### LISTED RECORDS ###
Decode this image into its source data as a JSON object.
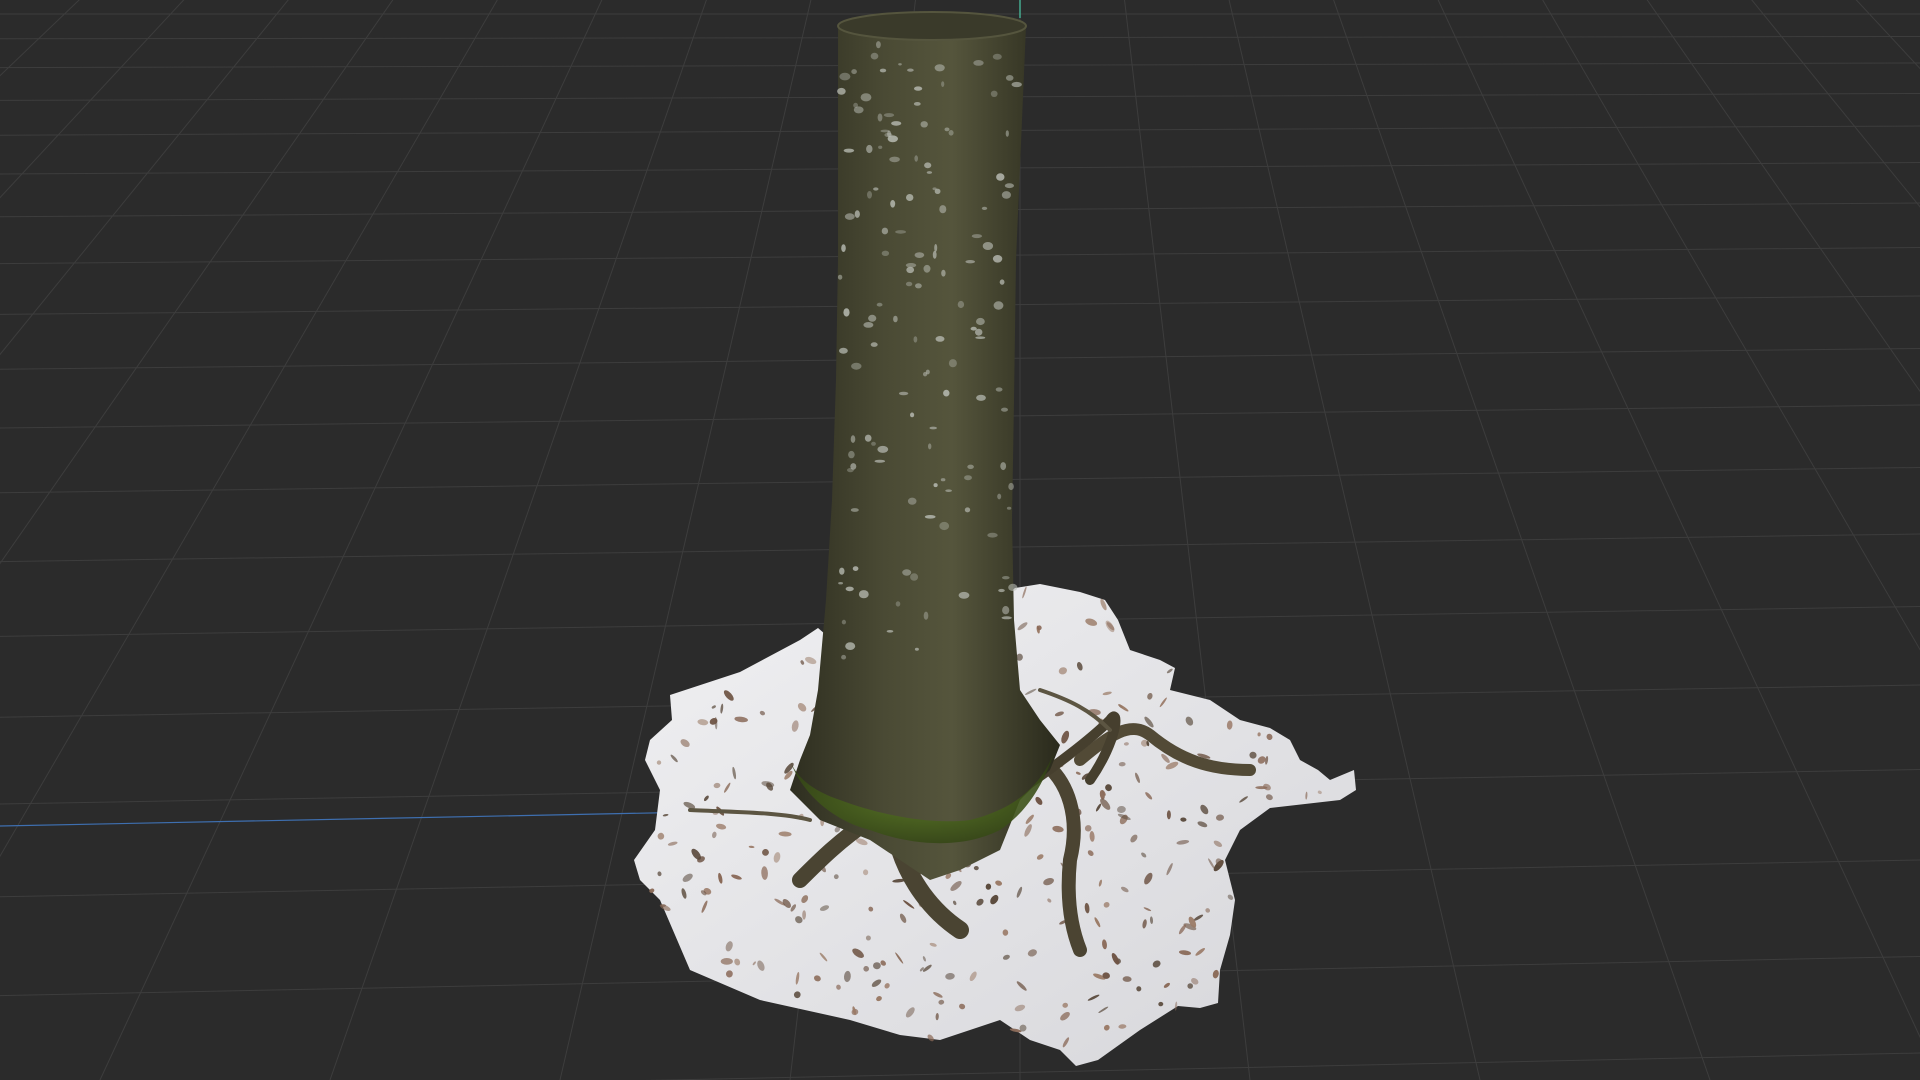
{
  "viewport": {
    "background_color": "#2b2b2b",
    "grid_line_color": "#3d3d3d",
    "x_axis_color": "#3e6fb0",
    "z_axis_color": "#4cc9a8"
  },
  "model": {
    "bark_color": "#3f3f2c",
    "bark_highlight": "#5a5a40",
    "moss_color": "#4a6a1f",
    "snow_color": "#e4e4e6",
    "leaf_color": "#8a6a58"
  }
}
###
● **REQUIREMENTS**: Write out the whole listing again, exactly, with no pictures.

● **EXERCISE ANSWER**:
Decode this image into its source data as a JSON object.
{
  "viewport": {
    "background_color": "#2b2b2b",
    "grid_line_color": "#3d3d3d",
    "x_axis_color": "#3e6fb0",
    "z_axis_color": "#4cc9a8"
  },
  "model": {
    "bark_color": "#3f3f2c",
    "bark_highlight": "#5a5a40",
    "moss_color": "#4a6a1f",
    "snow_color": "#e4e4e6",
    "leaf_color": "#8a6a58"
  }
}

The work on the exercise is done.